_WRITTEN REQUEST:_ Read the lines that follow and pick out every one containing the word "this".

_INPUT DATA:_

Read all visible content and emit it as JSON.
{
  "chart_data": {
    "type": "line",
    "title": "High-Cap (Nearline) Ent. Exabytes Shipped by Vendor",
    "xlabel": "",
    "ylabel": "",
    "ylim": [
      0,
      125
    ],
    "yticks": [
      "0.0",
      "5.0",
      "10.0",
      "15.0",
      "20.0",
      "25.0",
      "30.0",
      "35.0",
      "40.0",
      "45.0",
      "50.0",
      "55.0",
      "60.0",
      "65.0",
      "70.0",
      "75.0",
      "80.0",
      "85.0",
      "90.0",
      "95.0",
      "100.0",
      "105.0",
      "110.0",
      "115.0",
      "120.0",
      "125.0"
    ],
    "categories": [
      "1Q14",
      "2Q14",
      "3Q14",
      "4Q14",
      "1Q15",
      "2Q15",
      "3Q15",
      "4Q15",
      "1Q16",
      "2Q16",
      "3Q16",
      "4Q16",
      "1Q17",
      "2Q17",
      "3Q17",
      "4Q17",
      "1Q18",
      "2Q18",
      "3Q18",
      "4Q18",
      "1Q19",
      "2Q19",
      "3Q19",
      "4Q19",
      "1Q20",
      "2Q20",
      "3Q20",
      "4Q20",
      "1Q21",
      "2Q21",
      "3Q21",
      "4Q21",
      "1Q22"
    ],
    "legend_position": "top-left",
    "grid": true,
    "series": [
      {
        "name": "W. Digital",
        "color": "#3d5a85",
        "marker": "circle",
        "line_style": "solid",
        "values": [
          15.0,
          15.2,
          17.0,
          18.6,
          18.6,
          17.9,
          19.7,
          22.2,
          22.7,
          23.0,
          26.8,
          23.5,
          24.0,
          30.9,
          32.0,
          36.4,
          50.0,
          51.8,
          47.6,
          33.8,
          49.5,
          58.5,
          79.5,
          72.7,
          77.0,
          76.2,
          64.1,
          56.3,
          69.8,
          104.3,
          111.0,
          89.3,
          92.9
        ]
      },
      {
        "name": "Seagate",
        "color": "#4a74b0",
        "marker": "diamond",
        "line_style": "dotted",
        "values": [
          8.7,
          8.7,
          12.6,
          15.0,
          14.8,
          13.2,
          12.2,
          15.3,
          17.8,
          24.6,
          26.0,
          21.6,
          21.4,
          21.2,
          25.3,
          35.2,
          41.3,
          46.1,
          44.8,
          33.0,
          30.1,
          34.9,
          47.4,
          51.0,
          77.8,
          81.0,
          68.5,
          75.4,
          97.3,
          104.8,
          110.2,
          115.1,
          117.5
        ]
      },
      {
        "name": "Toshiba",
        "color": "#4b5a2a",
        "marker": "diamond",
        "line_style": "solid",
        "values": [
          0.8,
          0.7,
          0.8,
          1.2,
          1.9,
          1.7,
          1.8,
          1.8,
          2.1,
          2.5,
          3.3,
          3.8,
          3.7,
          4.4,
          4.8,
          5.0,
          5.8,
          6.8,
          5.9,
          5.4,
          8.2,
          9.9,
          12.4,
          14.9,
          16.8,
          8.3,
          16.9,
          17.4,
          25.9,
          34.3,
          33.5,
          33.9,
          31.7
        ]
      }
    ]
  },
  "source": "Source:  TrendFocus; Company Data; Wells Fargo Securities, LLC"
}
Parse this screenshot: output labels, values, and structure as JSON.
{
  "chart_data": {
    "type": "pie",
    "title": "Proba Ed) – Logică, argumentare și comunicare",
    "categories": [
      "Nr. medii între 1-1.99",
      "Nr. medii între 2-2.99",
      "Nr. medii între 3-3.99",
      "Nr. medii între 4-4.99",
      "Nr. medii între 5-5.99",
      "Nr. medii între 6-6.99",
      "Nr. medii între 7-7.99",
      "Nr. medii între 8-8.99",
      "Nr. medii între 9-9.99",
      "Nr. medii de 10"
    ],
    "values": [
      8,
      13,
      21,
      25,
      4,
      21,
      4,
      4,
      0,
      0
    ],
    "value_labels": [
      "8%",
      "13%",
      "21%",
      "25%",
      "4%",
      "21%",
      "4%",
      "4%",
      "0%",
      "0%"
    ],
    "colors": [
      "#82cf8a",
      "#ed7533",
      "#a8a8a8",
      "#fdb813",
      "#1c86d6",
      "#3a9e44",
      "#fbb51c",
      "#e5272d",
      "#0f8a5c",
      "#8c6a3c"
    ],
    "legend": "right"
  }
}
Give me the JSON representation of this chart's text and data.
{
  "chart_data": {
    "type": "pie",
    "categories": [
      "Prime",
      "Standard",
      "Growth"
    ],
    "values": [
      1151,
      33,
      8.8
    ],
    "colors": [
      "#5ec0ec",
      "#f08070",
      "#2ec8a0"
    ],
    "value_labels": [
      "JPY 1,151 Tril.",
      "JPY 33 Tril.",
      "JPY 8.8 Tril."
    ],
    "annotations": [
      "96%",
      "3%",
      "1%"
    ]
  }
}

_ANSWER BELOW:_
Parse this screenshot: output labels, values, and structure as JSON.
Give me the JSON representation of this chart's text and data.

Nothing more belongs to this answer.